*POTONGAN DOKUMEN*:
Naftali Bennett resmi menjadi PM Israel pada Minggu, 13 Juni 2021. (Gil COHEN-MAGEN / AFP)
Naftali Bennett resmi menjadi PM Israel pada Minggu, 13 Juni 2021. (Gil COHEN-MAGEN / AFP)

Naftali Bennett, Sosok Multidimensi yang Menjadi PM Baru Israel

Willy Haryono • 14 Juni 2021 07:58
Tel Aviv: Naftali Bennett telah resmi menjadi perdana menteri baru Israel pada Minggu, 13 Juni 2021. Ia adalah seorang Yahudi religius yang meraup banyak keuntungan di sektor teknologi; jawara bagi para pemukim di pinggiran Tel Aviv; dan juga mantan sekutu Benjamin Netanyahu yang bermitra dengan tokoh sayap kiri untuk menggulingkannya.
 
Partai Yamina yang berhaluan ultranasionalis hanya meraih tujuh kursi di parlemen Israel yang memiliki total 120 anggota dalam pemilihan umum pada Maret lalu -- pemilu kali keempat dalam dua tahun.
 
Menolak bergabung dengan Netanyahu atau rivalnya, Bennett memposisikan diri sebagai kingmaker atau sosok yang dapat mendorong munculnya pemimpin. Bahkan setelah salah satu anggota partainya memprotes perjanjian koalisi baru, Bennett pada akhirnya menjadi perdana menteri.

*BAHAN YANG DIBERIKAN*:
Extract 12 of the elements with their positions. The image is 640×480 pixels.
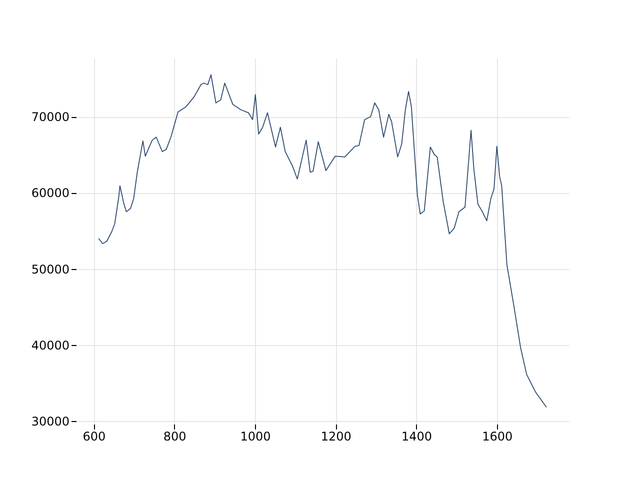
- y-tick-label: 30000: [31, 414, 70, 428]
- x-tick-label: 1000: [240, 430, 271, 444]
- x-tick-label: 1600: [482, 430, 513, 444]
- y-tick-label: 50000: [31, 262, 70, 276]
- x-tick-label: 1200: [320, 430, 352, 444]
- y-tick-label: 40000: [31, 338, 70, 352]
- y-tick-label: 60000: [31, 186, 70, 200]
- x-tick-label: 600: [82, 430, 106, 444]
- y-tick-label: 70000: [31, 110, 70, 124]
- x-tick-label: 800: [163, 430, 186, 444]
- x-tick-label: 1400: [401, 430, 432, 444]
- line-series: [98, 74, 547, 408]
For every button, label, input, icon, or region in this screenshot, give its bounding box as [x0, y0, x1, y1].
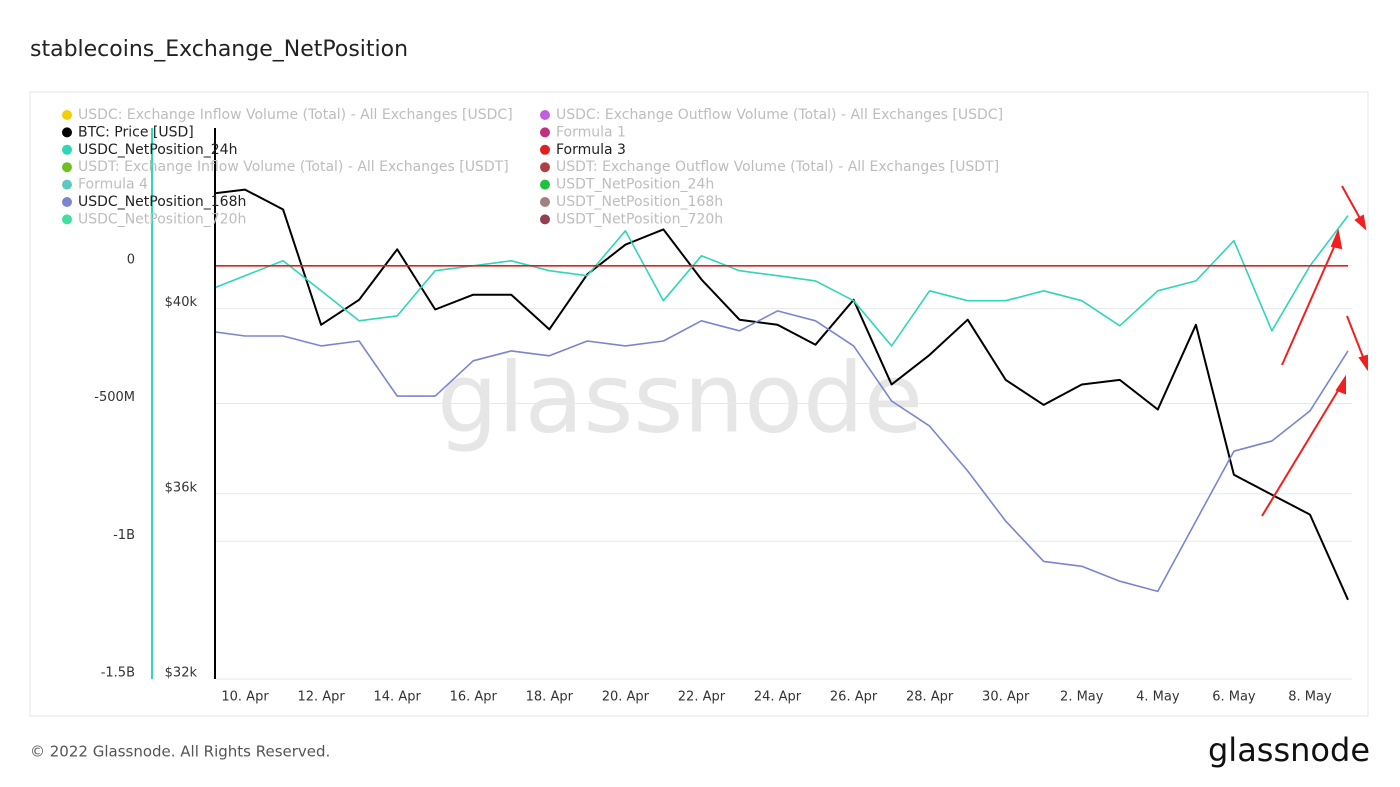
legend-label: Formula 3 [556, 142, 626, 158]
x-tick-label: 24. Apr [754, 690, 802, 705]
legend-dot [540, 144, 550, 155]
y2-tick-label: $32k [165, 666, 198, 681]
plot [215, 188, 1349, 601]
legend-label: USDT: Exchange Outflow Volume (Total) - … [556, 159, 999, 175]
legend-dot [62, 127, 72, 138]
x-tick-label: 22. Apr [678, 690, 726, 705]
y-tick-label: -1.5B [101, 666, 135, 681]
legend-dot [62, 179, 72, 190]
legend-label: Formula 1 [556, 124, 626, 140]
brand-logo: glassnode [1208, 731, 1370, 769]
legend-label: BTC: Price [USD] [78, 124, 194, 140]
legend-dot [540, 214, 550, 225]
legend-dot [62, 110, 72, 120]
y-tick-label: -1B [113, 528, 135, 543]
footer: © 2022 Glassnode. All Rights Reserved. [30, 743, 330, 761]
legend-dot [540, 197, 550, 207]
legend-label: USDC: Exchange Outflow Volume (Total) - … [556, 107, 1003, 123]
legend-dot [62, 144, 72, 155]
legend-label: USDT: Exchange Inflow Volume (Total) - A… [78, 159, 509, 175]
legend-dot [540, 162, 550, 173]
x-tick-label: 8. May [1288, 690, 1332, 705]
legend-dot [62, 214, 72, 225]
legend-dot [62, 197, 72, 207]
y-tick-label: 0 [127, 252, 135, 267]
y2-tick-label: $40k [165, 295, 198, 310]
series-line [215, 310, 1349, 593]
legend-label: USDC_NetPosition_24h [78, 142, 237, 158]
legend-dot [540, 127, 550, 138]
chart-title: stablecoins_Exchange_NetPosition [30, 37, 408, 62]
legend-label: USDT_NetPosition_720h [556, 211, 723, 227]
y-tick-label: -500M [94, 390, 135, 405]
legend-label: USDT_NetPosition_168h [556, 194, 723, 210]
series-line [215, 188, 1349, 601]
legend-label: USDC: Exchange Inflow Volume (Total) - A… [78, 107, 513, 123]
x-tick-label: 18. Apr [526, 690, 574, 705]
legend-label: USDC_NetPosition_720h [78, 211, 246, 227]
y2-tick-label: $36k [165, 480, 198, 495]
x-tick-label: 12. Apr [297, 690, 345, 705]
x-tick-label: 2. May [1060, 690, 1104, 705]
chart-frame [29, 91, 1369, 717]
x-tick-label: 4. May [1136, 690, 1180, 705]
series-line [215, 215, 1349, 347]
x-tick-label: 16. Apr [450, 690, 498, 705]
legend-dot [62, 162, 72, 173]
x-tick-label: 30. Apr [982, 690, 1030, 705]
x-tick-label: 28. Apr [906, 690, 954, 705]
x-tick-label: 26. Apr [830, 690, 878, 705]
legend-dot [540, 110, 550, 120]
legend-label: USDC_NetPosition_168h [78, 194, 246, 210]
legend-label: Formula 4 [78, 177, 148, 193]
watermark: glassnode [437, 342, 923, 454]
legend-dot [540, 179, 550, 190]
x-tick-label: 14. Apr [374, 690, 422, 705]
legend: USDC: Exchange Inflow Volume (Total) - A… [62, 107, 1003, 227]
legend-label: USDT_NetPosition_24h [556, 177, 714, 193]
x-tick-label: 10. Apr [221, 690, 269, 705]
x-tick-label: 6. May [1212, 690, 1256, 705]
annotation-arrows [1261, 185, 1368, 517]
x-tick-label: 20. Apr [602, 690, 650, 705]
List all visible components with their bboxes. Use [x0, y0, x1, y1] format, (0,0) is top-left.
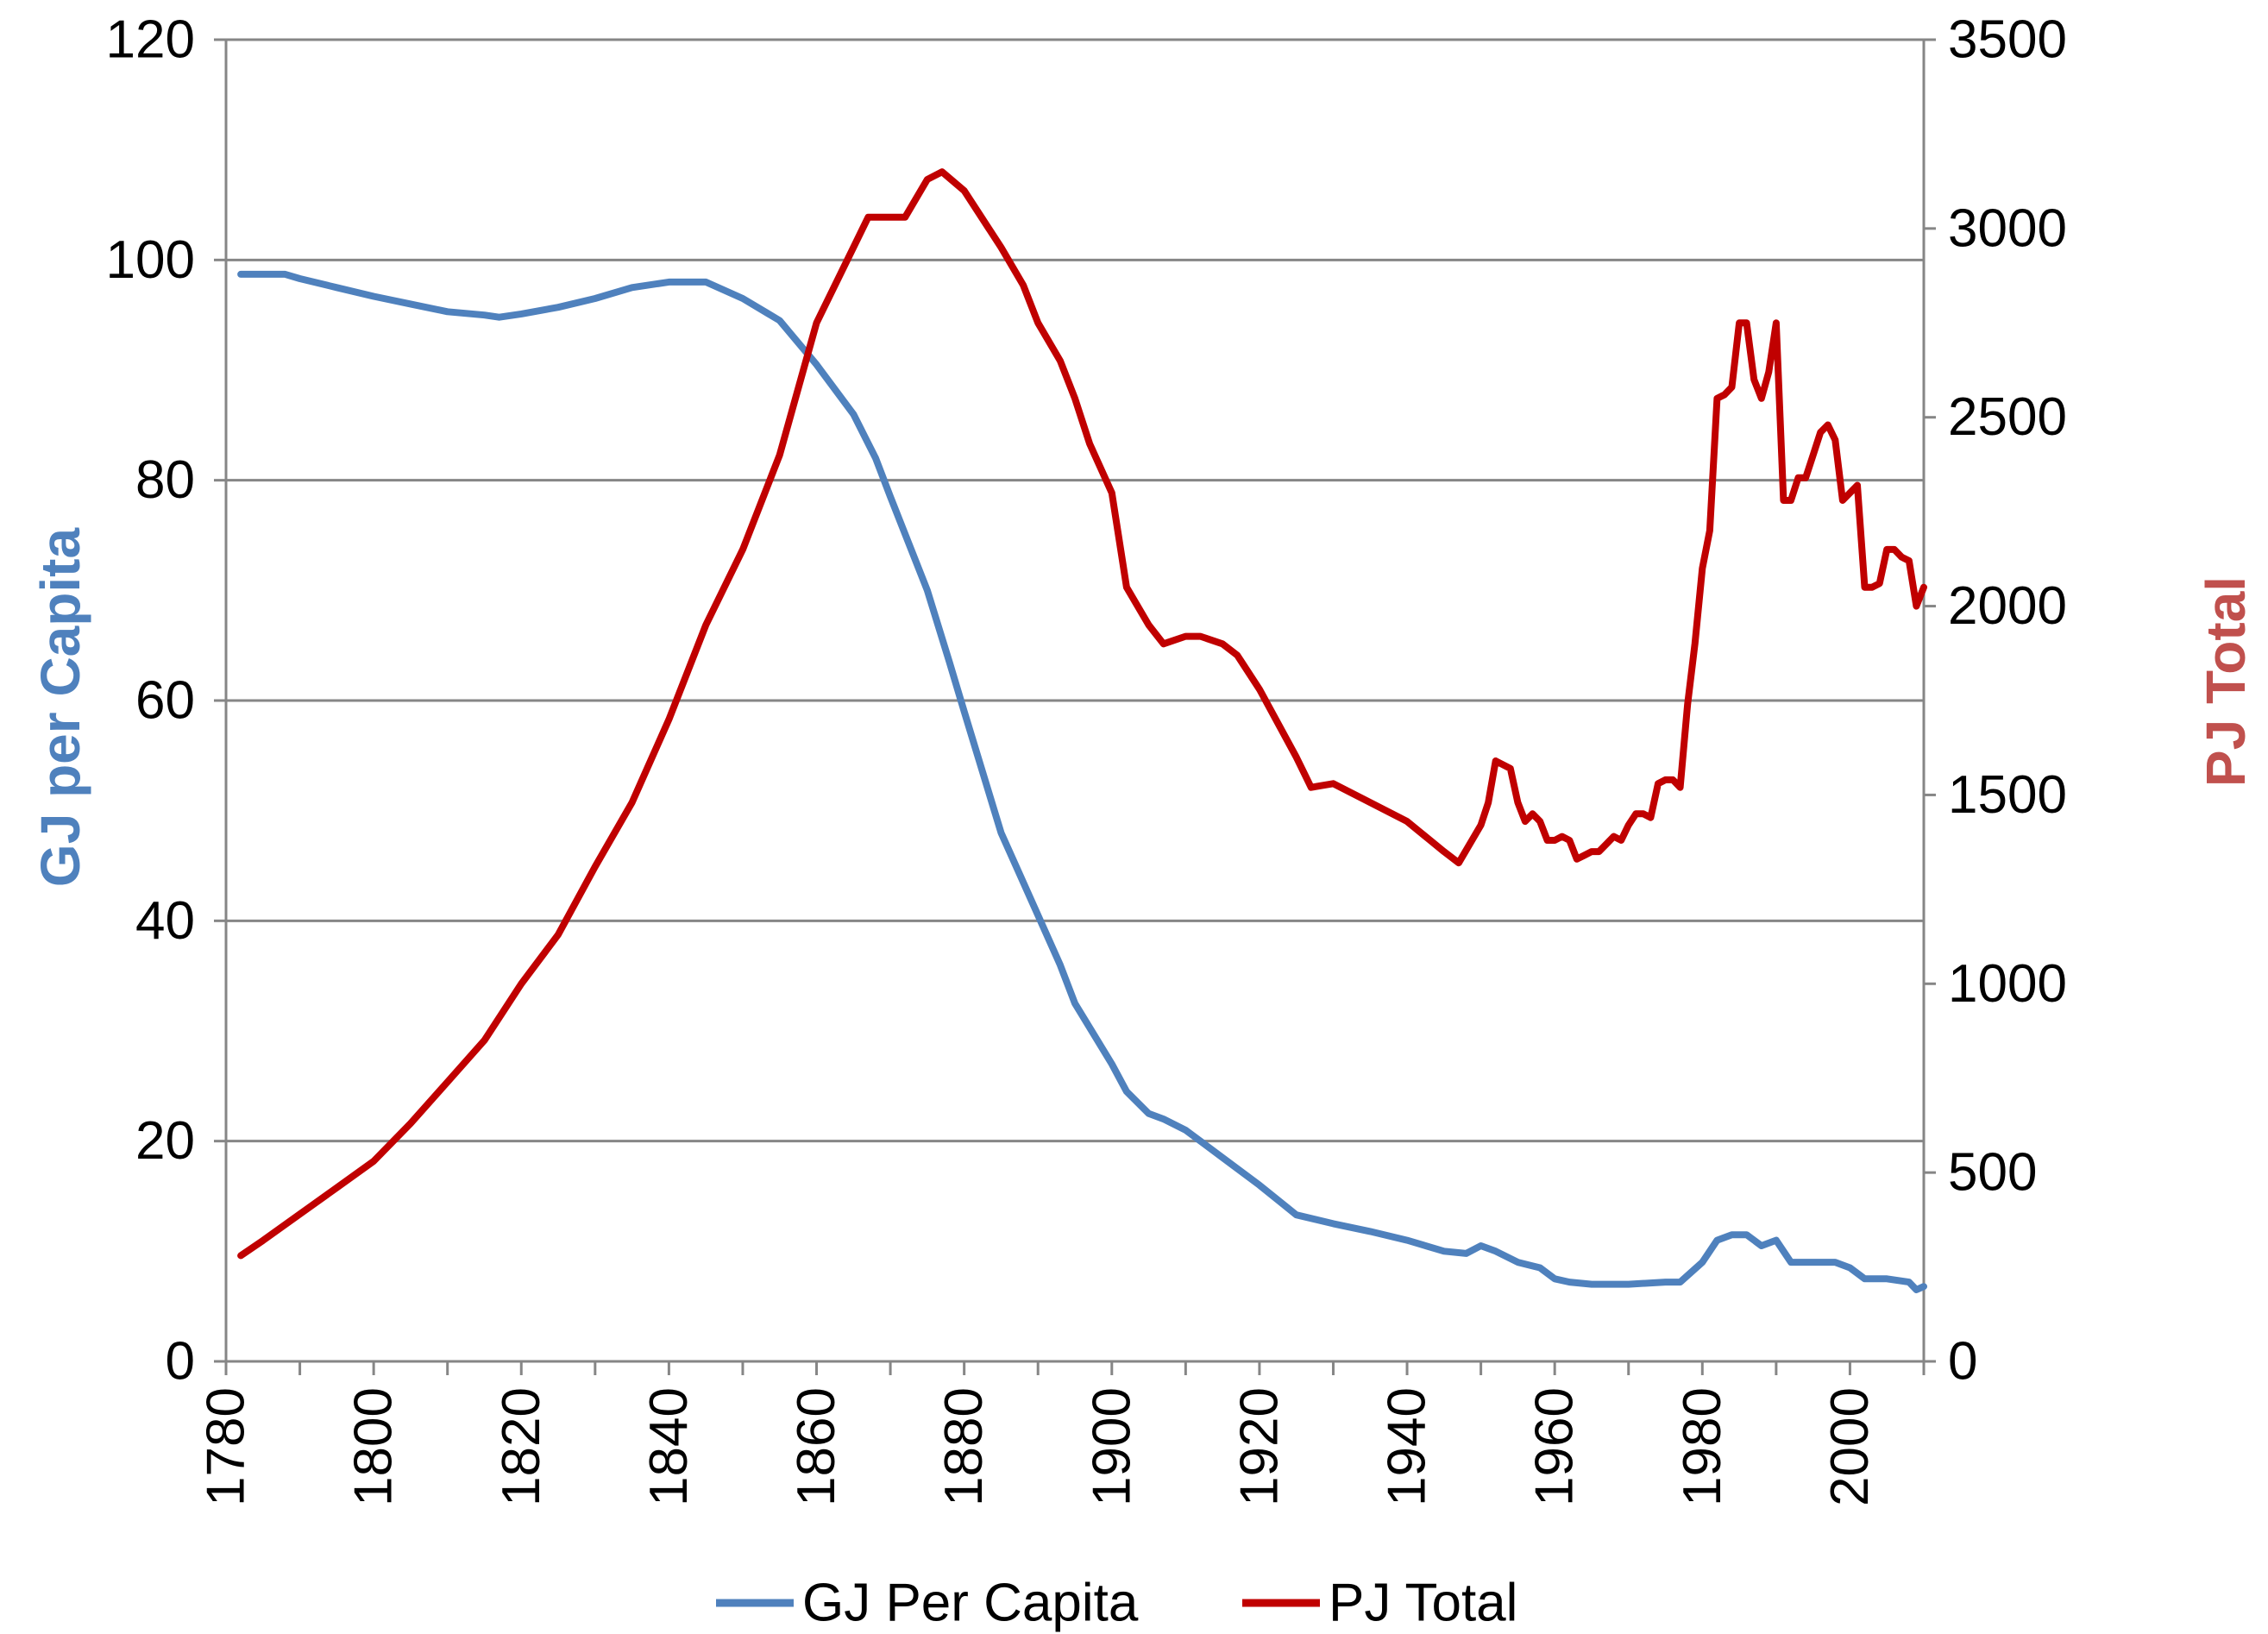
x-tick-label: 1820	[492, 1387, 551, 1506]
x-tick-label: 1840	[639, 1387, 699, 1506]
right-tick-label: 2500	[1948, 387, 2067, 447]
legend-label-gj-per-capita: GJ Per Capita	[802, 1574, 1139, 1633]
right-tick-label: 0	[1948, 1332, 1977, 1392]
right-tick-label: 3500	[1948, 10, 2067, 70]
left-tick-label: 100	[106, 230, 195, 290]
right-axis-title: PJ Total	[2195, 576, 2257, 787]
x-axis-ticks: 1780 1800 1820 1840 1860 1880 1900 1920 1940 1960…	[197, 1361, 1926, 1506]
legend-item-pj-total: PJ Total	[1242, 1574, 1517, 1633]
right-tick-label: 3000	[1948, 198, 2067, 258]
left-tick-label: 20	[135, 1111, 195, 1171]
legend: GJ Per Capita PJ Total	[716, 1574, 1517, 1633]
right-tick-label: 1500	[1948, 765, 2067, 825]
x-tick-label: 1940	[1378, 1387, 1437, 1506]
x-tick-label: 1860	[787, 1387, 846, 1506]
series-lines	[237, 168, 1927, 1293]
gridlines	[226, 38, 1924, 1143]
x-tick-label: 2000	[1820, 1387, 1880, 1506]
x-tick-label: 1980	[1673, 1387, 1732, 1506]
x-tick-label: 1800	[344, 1387, 404, 1506]
right-tick-label: 2000	[1948, 576, 2067, 636]
right-tick-label: 500	[1948, 1143, 2037, 1203]
x-tick-label: 1780	[197, 1387, 256, 1506]
series-line-pj-total	[237, 168, 1927, 1260]
right-axis-ticks: 0 500 1000 1500 2000 2500 3000 3500	[1924, 10, 2067, 1392]
x-tick-label: 1880	[934, 1387, 994, 1506]
left-tick-label: 120	[106, 10, 195, 70]
legend-item-gj-per-capita: GJ Per Capita	[716, 1574, 1139, 1633]
left-axis-title: GJ per Capita	[29, 528, 91, 888]
left-tick-label: 40	[135, 891, 195, 951]
left-tick-label: 80	[135, 450, 195, 510]
x-tick-label: 1920	[1229, 1387, 1289, 1506]
right-tick-label: 1000	[1948, 954, 2067, 1014]
left-axis-ticks: 0 20 40 60 80 100 120	[106, 10, 226, 1392]
x-tick-label: 1900	[1082, 1387, 1141, 1506]
left-tick-label: 60	[135, 671, 195, 731]
legend-label-pj-total: PJ Total	[1329, 1574, 1517, 1633]
series-line-gj-per-capita	[237, 270, 1927, 1293]
left-tick-label: 0	[166, 1332, 195, 1392]
x-tick-label: 1960	[1525, 1387, 1585, 1506]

*URAIAN TUGAS*:
Menurut artikel tentang Naftali Bennett, berapa kursi yang diraih Partai Yamina di parlemen Israel dalam pemilu bulan Maret?

*JAWABAN YANG DIHARAPKAN*:
Tujuh kursi dari total 120 anggota parlemen.